Dataset ->

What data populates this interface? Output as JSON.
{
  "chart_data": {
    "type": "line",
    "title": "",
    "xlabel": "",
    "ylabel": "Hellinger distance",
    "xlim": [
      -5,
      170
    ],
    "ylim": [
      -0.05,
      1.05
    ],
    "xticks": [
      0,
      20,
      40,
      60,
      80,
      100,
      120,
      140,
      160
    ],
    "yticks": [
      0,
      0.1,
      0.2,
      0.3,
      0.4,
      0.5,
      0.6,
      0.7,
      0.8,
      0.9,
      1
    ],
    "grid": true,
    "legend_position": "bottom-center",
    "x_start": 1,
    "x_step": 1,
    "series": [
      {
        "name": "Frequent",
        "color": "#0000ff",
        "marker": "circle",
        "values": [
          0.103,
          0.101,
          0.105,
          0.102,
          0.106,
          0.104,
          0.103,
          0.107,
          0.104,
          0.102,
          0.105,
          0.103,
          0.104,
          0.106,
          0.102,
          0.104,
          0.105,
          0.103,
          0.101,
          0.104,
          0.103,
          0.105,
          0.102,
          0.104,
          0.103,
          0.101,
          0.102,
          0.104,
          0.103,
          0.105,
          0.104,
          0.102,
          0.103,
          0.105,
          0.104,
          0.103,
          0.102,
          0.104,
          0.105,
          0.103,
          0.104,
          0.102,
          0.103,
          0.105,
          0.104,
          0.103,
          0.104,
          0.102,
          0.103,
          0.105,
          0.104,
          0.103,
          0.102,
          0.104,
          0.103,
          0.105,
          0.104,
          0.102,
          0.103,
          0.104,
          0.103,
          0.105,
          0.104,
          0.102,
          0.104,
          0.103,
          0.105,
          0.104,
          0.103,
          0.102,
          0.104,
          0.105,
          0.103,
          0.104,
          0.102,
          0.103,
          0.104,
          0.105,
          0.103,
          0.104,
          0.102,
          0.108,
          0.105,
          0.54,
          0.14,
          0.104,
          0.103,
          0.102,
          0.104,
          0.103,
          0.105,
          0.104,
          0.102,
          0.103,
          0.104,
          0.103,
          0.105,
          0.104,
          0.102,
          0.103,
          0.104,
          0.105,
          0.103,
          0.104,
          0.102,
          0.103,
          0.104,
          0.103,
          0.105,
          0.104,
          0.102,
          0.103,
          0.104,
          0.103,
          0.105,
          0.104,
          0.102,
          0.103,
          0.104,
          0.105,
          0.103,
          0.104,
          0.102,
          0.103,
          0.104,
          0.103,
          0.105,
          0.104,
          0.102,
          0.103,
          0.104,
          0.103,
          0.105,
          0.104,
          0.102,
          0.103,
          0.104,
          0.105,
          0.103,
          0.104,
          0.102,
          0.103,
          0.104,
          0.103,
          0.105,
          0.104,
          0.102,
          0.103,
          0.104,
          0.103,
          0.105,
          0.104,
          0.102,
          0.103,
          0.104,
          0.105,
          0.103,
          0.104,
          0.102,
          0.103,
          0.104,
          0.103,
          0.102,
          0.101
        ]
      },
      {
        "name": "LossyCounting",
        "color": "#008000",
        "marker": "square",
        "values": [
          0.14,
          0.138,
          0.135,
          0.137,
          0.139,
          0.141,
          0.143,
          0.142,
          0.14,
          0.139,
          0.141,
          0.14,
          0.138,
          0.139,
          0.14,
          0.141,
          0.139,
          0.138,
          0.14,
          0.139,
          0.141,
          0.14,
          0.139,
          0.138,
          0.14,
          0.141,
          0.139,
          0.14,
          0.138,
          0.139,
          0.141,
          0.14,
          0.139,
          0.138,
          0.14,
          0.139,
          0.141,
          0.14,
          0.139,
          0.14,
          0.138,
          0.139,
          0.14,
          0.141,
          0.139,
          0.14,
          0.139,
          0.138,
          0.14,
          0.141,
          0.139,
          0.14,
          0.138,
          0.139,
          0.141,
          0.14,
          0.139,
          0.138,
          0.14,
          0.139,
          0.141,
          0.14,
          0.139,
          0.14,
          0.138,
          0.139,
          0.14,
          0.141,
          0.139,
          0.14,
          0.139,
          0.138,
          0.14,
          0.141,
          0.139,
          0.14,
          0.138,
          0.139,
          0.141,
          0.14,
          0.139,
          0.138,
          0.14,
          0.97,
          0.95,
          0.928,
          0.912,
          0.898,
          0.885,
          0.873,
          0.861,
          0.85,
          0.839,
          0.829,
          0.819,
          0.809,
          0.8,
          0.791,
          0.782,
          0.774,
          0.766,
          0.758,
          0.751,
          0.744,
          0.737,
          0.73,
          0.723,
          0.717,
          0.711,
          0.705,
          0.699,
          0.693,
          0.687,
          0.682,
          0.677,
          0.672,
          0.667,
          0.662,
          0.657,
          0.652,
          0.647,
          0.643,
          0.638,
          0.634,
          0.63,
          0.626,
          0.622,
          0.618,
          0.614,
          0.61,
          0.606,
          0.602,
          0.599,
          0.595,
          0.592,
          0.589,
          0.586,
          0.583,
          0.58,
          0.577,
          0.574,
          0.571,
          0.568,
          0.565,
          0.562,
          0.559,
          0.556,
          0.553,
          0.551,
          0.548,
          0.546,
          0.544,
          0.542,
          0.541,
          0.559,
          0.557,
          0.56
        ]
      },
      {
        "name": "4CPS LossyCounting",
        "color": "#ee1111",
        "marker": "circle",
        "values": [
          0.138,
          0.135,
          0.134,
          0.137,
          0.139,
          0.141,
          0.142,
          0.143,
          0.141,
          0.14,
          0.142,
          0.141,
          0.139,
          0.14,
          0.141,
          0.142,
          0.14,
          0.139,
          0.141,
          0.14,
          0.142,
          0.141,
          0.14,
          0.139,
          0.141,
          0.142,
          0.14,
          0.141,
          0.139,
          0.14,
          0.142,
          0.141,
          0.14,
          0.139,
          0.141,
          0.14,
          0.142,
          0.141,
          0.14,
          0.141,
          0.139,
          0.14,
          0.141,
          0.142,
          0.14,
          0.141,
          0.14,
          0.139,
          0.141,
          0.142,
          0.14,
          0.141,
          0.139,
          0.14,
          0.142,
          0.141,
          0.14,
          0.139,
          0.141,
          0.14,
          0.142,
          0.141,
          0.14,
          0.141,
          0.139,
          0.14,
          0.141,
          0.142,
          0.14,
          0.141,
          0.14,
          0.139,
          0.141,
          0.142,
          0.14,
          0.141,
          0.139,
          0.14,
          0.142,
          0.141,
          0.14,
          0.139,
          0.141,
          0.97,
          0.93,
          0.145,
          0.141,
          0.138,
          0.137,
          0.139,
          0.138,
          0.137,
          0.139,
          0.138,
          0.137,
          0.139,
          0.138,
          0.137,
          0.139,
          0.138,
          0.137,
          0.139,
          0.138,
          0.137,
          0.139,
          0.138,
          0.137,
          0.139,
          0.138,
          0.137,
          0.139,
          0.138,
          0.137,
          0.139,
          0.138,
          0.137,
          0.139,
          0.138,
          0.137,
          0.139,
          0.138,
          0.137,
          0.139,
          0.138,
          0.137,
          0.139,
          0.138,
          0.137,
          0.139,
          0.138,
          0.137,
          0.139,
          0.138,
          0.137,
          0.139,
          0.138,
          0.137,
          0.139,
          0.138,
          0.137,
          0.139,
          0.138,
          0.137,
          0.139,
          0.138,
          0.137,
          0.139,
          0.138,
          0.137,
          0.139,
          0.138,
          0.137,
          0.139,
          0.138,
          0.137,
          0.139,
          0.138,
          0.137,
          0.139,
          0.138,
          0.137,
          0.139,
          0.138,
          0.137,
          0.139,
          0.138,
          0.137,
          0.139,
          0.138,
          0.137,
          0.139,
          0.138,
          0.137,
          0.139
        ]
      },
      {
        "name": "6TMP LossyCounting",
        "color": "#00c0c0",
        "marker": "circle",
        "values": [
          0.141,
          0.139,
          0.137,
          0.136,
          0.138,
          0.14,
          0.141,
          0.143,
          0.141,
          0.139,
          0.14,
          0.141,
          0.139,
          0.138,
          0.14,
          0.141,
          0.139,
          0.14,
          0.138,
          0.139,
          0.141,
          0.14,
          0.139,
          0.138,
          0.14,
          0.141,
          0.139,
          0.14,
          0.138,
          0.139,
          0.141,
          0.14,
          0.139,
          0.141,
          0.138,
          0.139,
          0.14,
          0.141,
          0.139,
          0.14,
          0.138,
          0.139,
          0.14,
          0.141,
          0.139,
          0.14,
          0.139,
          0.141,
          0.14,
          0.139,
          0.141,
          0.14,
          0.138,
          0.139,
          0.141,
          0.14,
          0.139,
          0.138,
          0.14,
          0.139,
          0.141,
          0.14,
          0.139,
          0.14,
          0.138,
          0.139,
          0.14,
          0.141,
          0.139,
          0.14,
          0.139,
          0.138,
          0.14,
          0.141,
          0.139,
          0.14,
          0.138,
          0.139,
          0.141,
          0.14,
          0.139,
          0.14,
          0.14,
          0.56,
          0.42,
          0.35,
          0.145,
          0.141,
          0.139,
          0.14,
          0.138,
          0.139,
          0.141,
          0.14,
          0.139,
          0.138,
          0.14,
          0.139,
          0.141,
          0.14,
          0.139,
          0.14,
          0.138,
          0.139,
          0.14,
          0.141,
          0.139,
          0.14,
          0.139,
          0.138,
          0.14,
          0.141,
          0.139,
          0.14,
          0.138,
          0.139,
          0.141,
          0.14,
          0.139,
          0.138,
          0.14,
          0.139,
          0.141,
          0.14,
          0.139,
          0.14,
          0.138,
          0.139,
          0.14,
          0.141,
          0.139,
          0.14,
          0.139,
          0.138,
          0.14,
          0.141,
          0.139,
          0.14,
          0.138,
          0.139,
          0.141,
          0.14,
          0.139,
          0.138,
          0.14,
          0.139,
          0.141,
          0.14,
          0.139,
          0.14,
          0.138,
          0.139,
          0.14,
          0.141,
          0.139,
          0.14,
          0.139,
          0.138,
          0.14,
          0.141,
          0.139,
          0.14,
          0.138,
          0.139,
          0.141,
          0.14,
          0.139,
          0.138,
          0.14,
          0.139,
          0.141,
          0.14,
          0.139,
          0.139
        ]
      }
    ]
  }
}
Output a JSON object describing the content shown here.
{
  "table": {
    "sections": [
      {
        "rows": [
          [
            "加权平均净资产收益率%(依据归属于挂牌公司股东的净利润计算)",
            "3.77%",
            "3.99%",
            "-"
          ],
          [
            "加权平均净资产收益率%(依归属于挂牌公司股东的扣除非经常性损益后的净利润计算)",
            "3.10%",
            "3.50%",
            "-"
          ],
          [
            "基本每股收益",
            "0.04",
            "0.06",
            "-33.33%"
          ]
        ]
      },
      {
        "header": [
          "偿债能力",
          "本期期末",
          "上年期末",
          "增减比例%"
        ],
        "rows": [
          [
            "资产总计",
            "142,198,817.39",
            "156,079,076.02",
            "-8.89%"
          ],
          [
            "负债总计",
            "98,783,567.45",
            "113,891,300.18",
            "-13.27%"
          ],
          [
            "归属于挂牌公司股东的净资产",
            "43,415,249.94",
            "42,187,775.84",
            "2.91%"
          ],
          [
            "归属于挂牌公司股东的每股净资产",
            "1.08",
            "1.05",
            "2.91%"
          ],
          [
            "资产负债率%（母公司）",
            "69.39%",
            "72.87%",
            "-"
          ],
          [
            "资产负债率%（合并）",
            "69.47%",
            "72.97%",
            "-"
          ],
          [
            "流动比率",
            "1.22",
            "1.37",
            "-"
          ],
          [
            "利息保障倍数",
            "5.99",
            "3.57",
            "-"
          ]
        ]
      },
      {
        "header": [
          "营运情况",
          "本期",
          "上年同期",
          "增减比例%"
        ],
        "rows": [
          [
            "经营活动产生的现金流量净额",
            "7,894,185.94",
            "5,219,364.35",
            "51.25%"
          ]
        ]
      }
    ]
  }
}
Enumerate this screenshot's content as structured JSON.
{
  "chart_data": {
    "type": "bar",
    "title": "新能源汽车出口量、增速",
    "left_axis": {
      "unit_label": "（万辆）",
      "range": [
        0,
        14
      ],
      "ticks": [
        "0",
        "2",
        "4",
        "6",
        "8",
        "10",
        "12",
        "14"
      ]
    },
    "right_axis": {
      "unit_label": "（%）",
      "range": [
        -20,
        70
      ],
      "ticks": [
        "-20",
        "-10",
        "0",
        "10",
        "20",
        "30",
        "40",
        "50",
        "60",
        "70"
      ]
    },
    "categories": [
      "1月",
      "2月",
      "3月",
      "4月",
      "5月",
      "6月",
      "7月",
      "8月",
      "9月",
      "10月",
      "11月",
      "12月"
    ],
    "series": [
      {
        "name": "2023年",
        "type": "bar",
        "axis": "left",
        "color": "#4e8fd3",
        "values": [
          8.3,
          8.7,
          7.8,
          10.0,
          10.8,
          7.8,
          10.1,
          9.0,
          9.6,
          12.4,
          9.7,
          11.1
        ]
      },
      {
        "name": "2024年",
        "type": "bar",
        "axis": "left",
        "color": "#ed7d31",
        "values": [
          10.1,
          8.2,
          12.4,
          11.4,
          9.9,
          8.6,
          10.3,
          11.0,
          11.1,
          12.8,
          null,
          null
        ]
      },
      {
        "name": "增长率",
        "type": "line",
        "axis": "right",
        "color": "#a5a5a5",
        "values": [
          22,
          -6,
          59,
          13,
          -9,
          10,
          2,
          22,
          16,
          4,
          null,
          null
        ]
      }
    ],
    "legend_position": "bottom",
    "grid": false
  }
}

Short problem ->
Tell how many lines contain the word "color", using only the number.

Solved exercise ->
7